◆ DATA ROWS

◇ ◇ ◇

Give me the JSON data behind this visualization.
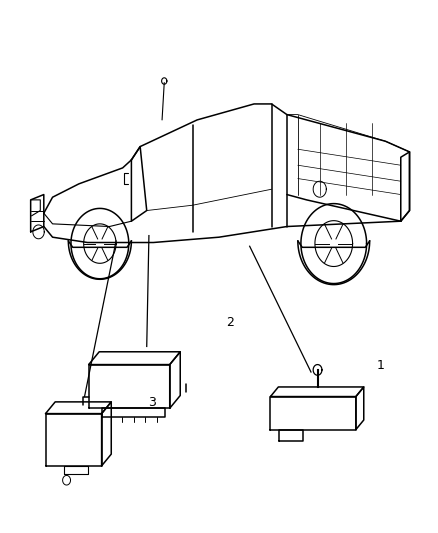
{
  "background_color": "#ffffff",
  "line_color": "#000000",
  "fig_width": 4.38,
  "fig_height": 5.33,
  "dpi": 100
}
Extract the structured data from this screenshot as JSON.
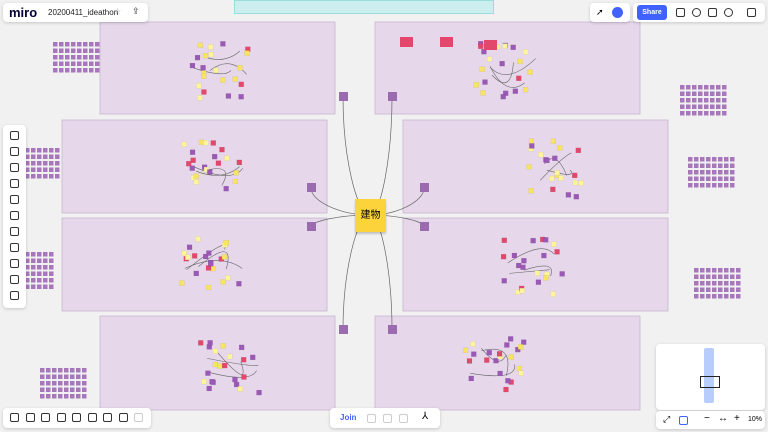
{
  "toolbar": {
    "logo": "miro",
    "board_name": "20200411_ideathon"
  },
  "share": "Share",
  "center_note": "建物",
  "join": "Join",
  "zoom": "10%"
}
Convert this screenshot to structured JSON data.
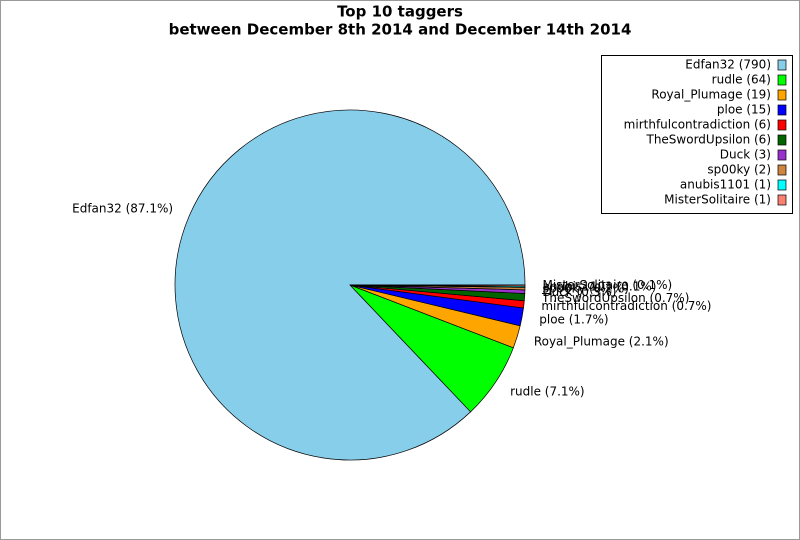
{
  "chart_data": {
    "type": "pie",
    "title": "Top 10 taggers",
    "subtitle": "between December 8th 2014 and December 14th 2014",
    "categories": [
      "Edfan32",
      "rudle",
      "Royal_Plumage",
      "ploe",
      "mirthfulcontradiction",
      "TheSwordUpsilon",
      "Duck",
      "sp00ky",
      "anubis1101",
      "MisterSolitaire"
    ],
    "values": [
      790,
      64,
      19,
      15,
      6,
      6,
      3,
      2,
      1,
      1
    ],
    "value_labels": [
      "Edfan32 (790)",
      "rudle (64)",
      "Royal_Plumage (19)",
      "ploe (15)",
      "mirthfulcontradiction (6)",
      "TheSwordUpsilon (6)",
      "Duck (3)",
      "sp00ky (2)",
      "anubis1101 (1)",
      "MisterSolitaire (1)"
    ],
    "slice_labels": [
      "Edfan32 (87.1%)",
      "rudle (7.1%)",
      "Royal_Plumage (2.1%)",
      "ploe (1.7%)",
      "mirthfulcontradiction (0.7%)",
      "TheSwordUpsilon (0.7%)",
      "Duck (0.3%)",
      "sp00ky (0.2%)",
      "anubis1101 (0.1%)",
      "MisterSolitaire (0.1%)"
    ],
    "colors": [
      "#87ceeb",
      "#00ff00",
      "#ffa500",
      "#0000ff",
      "#ff0000",
      "#006400",
      "#9932cc",
      "#cd853f",
      "#00ffff",
      "#fa8072"
    ],
    "legend": "upper right"
  }
}
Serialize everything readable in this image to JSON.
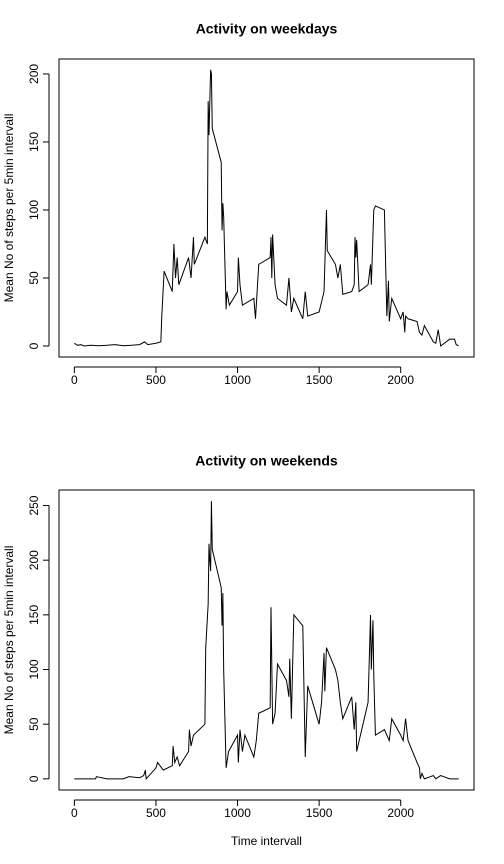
{
  "chart_data": [
    {
      "type": "line",
      "title": "Activity on weekdays",
      "ylabel": "Mean No of steps per 5min intervall",
      "color": "#000000",
      "x": [
        0,
        20,
        40,
        60,
        100,
        150,
        200,
        250,
        300,
        350,
        400,
        430,
        450,
        500,
        530,
        535,
        550,
        600,
        610,
        620,
        630,
        640,
        700,
        715,
        730,
        735,
        800,
        815,
        820,
        825,
        835,
        840,
        845,
        900,
        905,
        910,
        915,
        930,
        935,
        950,
        1000,
        1005,
        1015,
        1030,
        1100,
        1110,
        1130,
        1200,
        1205,
        1210,
        1215,
        1230,
        1245,
        1300,
        1315,
        1330,
        1345,
        1400,
        1415,
        1430,
        1500,
        1530,
        1545,
        1550,
        1600,
        1615,
        1630,
        1645,
        1700,
        1715,
        1720,
        1725,
        1730,
        1745,
        1800,
        1815,
        1820,
        1835,
        1845,
        1900,
        1915,
        1925,
        1930,
        1945,
        2000,
        2015,
        2025,
        2030,
        2045,
        2100,
        2115,
        2130,
        2145,
        2200,
        2215,
        2230,
        2245,
        2300,
        2330,
        2340,
        2355
      ],
      "values": [
        2,
        0.5,
        1,
        0,
        0.5,
        0.2,
        0.5,
        1,
        0.2,
        0.5,
        1,
        3,
        1,
        2,
        3,
        20,
        55,
        40,
        75,
        50,
        65,
        45,
        65,
        50,
        80,
        60,
        80,
        75,
        180,
        155,
        203,
        200,
        160,
        135,
        85,
        105,
        95,
        27,
        40,
        30,
        40,
        65,
        45,
        30,
        35,
        20,
        60,
        65,
        80,
        50,
        82,
        45,
        35,
        30,
        50,
        25,
        35,
        20,
        40,
        22,
        25,
        40,
        100,
        70,
        60,
        50,
        60,
        38,
        40,
        45,
        80,
        65,
        78,
        40,
        45,
        60,
        45,
        100,
        103,
        100,
        22,
        48,
        18,
        35,
        20,
        25,
        10,
        22,
        20,
        18,
        10,
        8,
        15,
        3,
        2,
        12,
        0,
        5,
        5,
        1,
        0
      ],
      "xlim": [
        -94.2,
        2449.2
      ],
      "ylim": [
        -8.1,
        211
      ],
      "xticks": [
        0,
        500,
        1000,
        1500,
        2000
      ],
      "yticks": [
        0,
        50,
        100,
        150,
        200
      ]
    },
    {
      "type": "line",
      "title": "Activity on weekends",
      "xlabel": "Time intervall",
      "ylabel": "Mean No of steps per 5min intervall",
      "color": "#000000",
      "x": [
        0,
        50,
        100,
        130,
        135,
        200,
        300,
        335,
        400,
        425,
        435,
        440,
        500,
        510,
        520,
        545,
        600,
        605,
        615,
        630,
        645,
        700,
        705,
        715,
        730,
        800,
        805,
        820,
        825,
        830,
        835,
        840,
        845,
        900,
        905,
        910,
        915,
        930,
        945,
        1000,
        1005,
        1015,
        1030,
        1045,
        1100,
        1115,
        1130,
        1200,
        1205,
        1215,
        1230,
        1245,
        1300,
        1315,
        1320,
        1330,
        1345,
        1400,
        1415,
        1430,
        1500,
        1515,
        1530,
        1535,
        1545,
        1600,
        1615,
        1630,
        1645,
        1700,
        1715,
        1725,
        1730,
        1800,
        1815,
        1820,
        1830,
        1835,
        1845,
        1900,
        1930,
        1945,
        2000,
        2015,
        2030,
        2045,
        2100,
        2115,
        2120,
        2130,
        2145,
        2200,
        2215,
        2245,
        2300,
        2330,
        2355
      ],
      "values": [
        0,
        0,
        0,
        0,
        2,
        0,
        0,
        2,
        1,
        3,
        8,
        0,
        10,
        15,
        13,
        8,
        12,
        30,
        15,
        20,
        12,
        25,
        45,
        30,
        40,
        50,
        120,
        160,
        215,
        200,
        190,
        254,
        210,
        175,
        140,
        170,
        100,
        10,
        25,
        40,
        15,
        45,
        25,
        40,
        20,
        35,
        60,
        65,
        157,
        50,
        60,
        105,
        90,
        75,
        110,
        55,
        150,
        140,
        20,
        85,
        50,
        70,
        115,
        80,
        120,
        100,
        90,
        70,
        55,
        75,
        45,
        70,
        25,
        70,
        150,
        100,
        145,
        95,
        40,
        45,
        35,
        55,
        40,
        35,
        55,
        35,
        15,
        10,
        0,
        5,
        0,
        3,
        0,
        3,
        0,
        0,
        0
      ],
      "xlim": [
        -94.2,
        2449.2
      ],
      "ylim": [
        -10.2,
        264.2
      ],
      "xticks": [
        0,
        500,
        1000,
        1500,
        2000
      ],
      "yticks": [
        0,
        50,
        100,
        150,
        200,
        250
      ]
    }
  ]
}
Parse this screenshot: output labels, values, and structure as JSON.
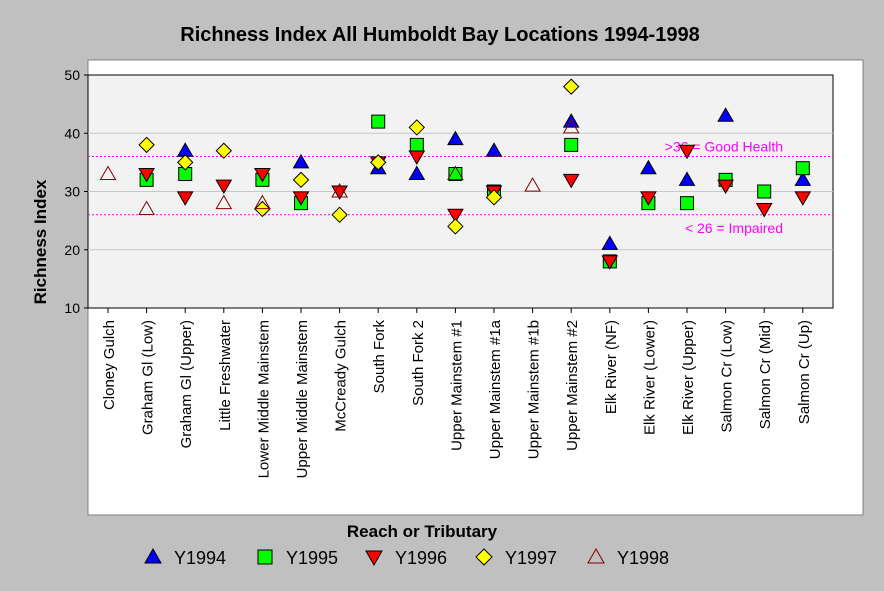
{
  "chart_data": {
    "type": "scatter",
    "title": "Richness Index All Humboldt Bay Locations 1994-1998",
    "xlabel": "Reach or Tributary",
    "ylabel": "Richness Index",
    "ylim": [
      10,
      50
    ],
    "yticks": [
      10,
      20,
      30,
      40,
      50
    ],
    "grid": "horizontal",
    "legend_position": "bottom",
    "categories": [
      "Cloney Gulch",
      "Graham Gl (Low)",
      "Graham Gl (Upper)",
      "Little Freshwater",
      "Lower Middle Mainstem",
      "Upper Middle Mainstem",
      "McCready Gulch",
      "South Fork",
      "South Fork 2",
      "Upper Mainstem #1",
      "Upper Mainstem #1a",
      "Upper Mainstem #1b",
      "Upper Mainstem #2",
      "Elk River (NF)",
      "Elk River (Lower)",
      "Elk River (Upper)",
      "Salmon Cr (Low)",
      "Salmon Cr (Mid)",
      "Salmon Cr (Up)"
    ],
    "series": [
      {
        "name": "Y1994",
        "marker": "triangle-up",
        "color": "#0000ff",
        "outline": "#000000",
        "values": [
          null,
          null,
          37,
          null,
          null,
          35,
          null,
          34,
          33,
          39,
          37,
          null,
          42,
          21,
          34,
          32,
          43,
          null,
          32
        ]
      },
      {
        "name": "Y1995",
        "marker": "square",
        "color": "#00ff00",
        "outline": "#000000",
        "values": [
          null,
          32,
          33,
          null,
          32,
          28,
          null,
          42,
          38,
          33,
          30,
          null,
          38,
          18,
          28,
          28,
          32,
          30,
          34
        ]
      },
      {
        "name": "Y1996",
        "marker": "triangle-down",
        "color": "#ff0000",
        "outline": "#000000",
        "values": [
          null,
          33,
          29,
          31,
          33,
          29,
          30,
          35,
          36,
          26,
          30,
          null,
          32,
          18,
          29,
          37,
          31,
          27,
          29
        ]
      },
      {
        "name": "Y1997",
        "marker": "diamond",
        "color": "#ffff00",
        "outline": "#000000",
        "values": [
          null,
          38,
          35,
          37,
          27,
          32,
          26,
          35,
          41,
          24,
          29,
          null,
          48,
          null,
          null,
          null,
          null,
          null,
          null
        ]
      },
      {
        "name": "Y1998",
        "marker": "triangle-up-open",
        "color": "#800000",
        "outline": "#800000",
        "values": [
          33,
          27,
          null,
          28,
          28,
          null,
          30,
          null,
          null,
          33,
          null,
          31,
          41,
          null,
          null,
          null,
          null,
          null,
          null
        ]
      }
    ],
    "reference_lines": [
      {
        "y": 36,
        "label": ">36 = Good Health",
        "color": "#ff00ff"
      },
      {
        "y": 26,
        "label": "< 26 = Impaired",
        "color": "#ff00ff"
      }
    ]
  }
}
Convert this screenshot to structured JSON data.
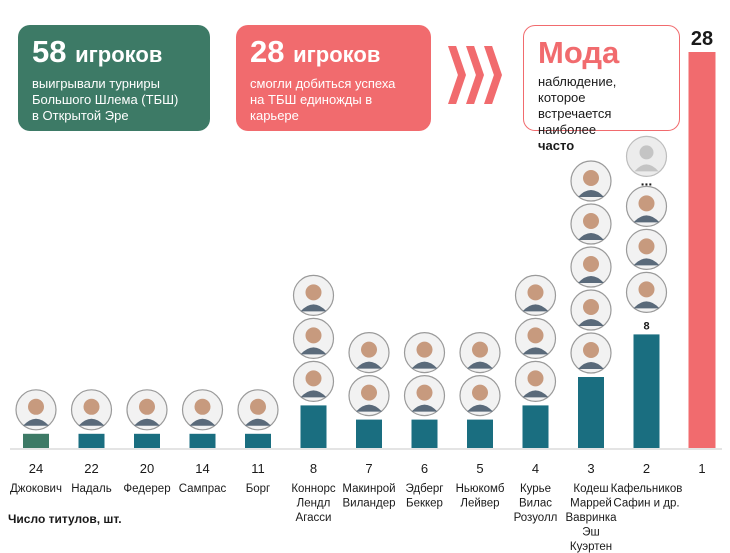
{
  "cards": [
    {
      "number": "58",
      "unit": "игроков",
      "lines": [
        "выигрывали турниры",
        "Большого Шлема (ТБШ)",
        "в Открытой Эре"
      ]
    },
    {
      "number": "28",
      "unit": "игроков",
      "lines": [
        "смогли добиться успеха",
        "на ТБШ единожды в",
        "карьере"
      ]
    },
    {
      "number": "Мода",
      "unit": "",
      "lines": [
        "наблюдение, которое",
        "встречается наиболее",
        "часто"
      ]
    }
  ],
  "colors": {
    "teal_dark": "#3d7a66",
    "teal": "#1a6e80",
    "coral": "#f16b6e"
  },
  "chart_data": {
    "type": "bar",
    "categories": [
      "24",
      "22",
      "20",
      "14",
      "11",
      "8",
      "7",
      "6",
      "5",
      "4",
      "3",
      "2",
      "1"
    ],
    "values": [
      1,
      1,
      1,
      1,
      1,
      3,
      2,
      2,
      2,
      3,
      5,
      8,
      28
    ],
    "players": [
      [
        "Джокович"
      ],
      [
        "Надаль"
      ],
      [
        "Федерер"
      ],
      [
        "Сампрас"
      ],
      [
        "Борг"
      ],
      [
        "Коннорс",
        "Лендл",
        "Агасси"
      ],
      [
        "Макинрой",
        "Виландер"
      ],
      [
        "Эдберг",
        "Беккер"
      ],
      [
        "Ньюкомб",
        "Лейвер"
      ],
      [
        "Курье",
        "Вилас",
        "Розуолл"
      ],
      [
        "Кодеш",
        "Маррей",
        "Вавринка",
        "Эш",
        "Куэртен"
      ],
      [
        "Кафельников",
        "Сафин и др."
      ],
      [
        ""
      ]
    ],
    "data_labels": {
      "11": "8",
      "12": "28"
    },
    "portraits": [
      1,
      1,
      1,
      1,
      1,
      3,
      2,
      2,
      2,
      3,
      5,
      3,
      0
    ],
    "ellipsis_after": {
      "11": "..."
    },
    "xlabel": "Число титулов, шт."
  }
}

◇ ◇ ◇

◆ DIRECTIVE
State the number of lines in the preceding entries that include the word "type". Provide nothing else.

◆ CORRECT RESPONSE
5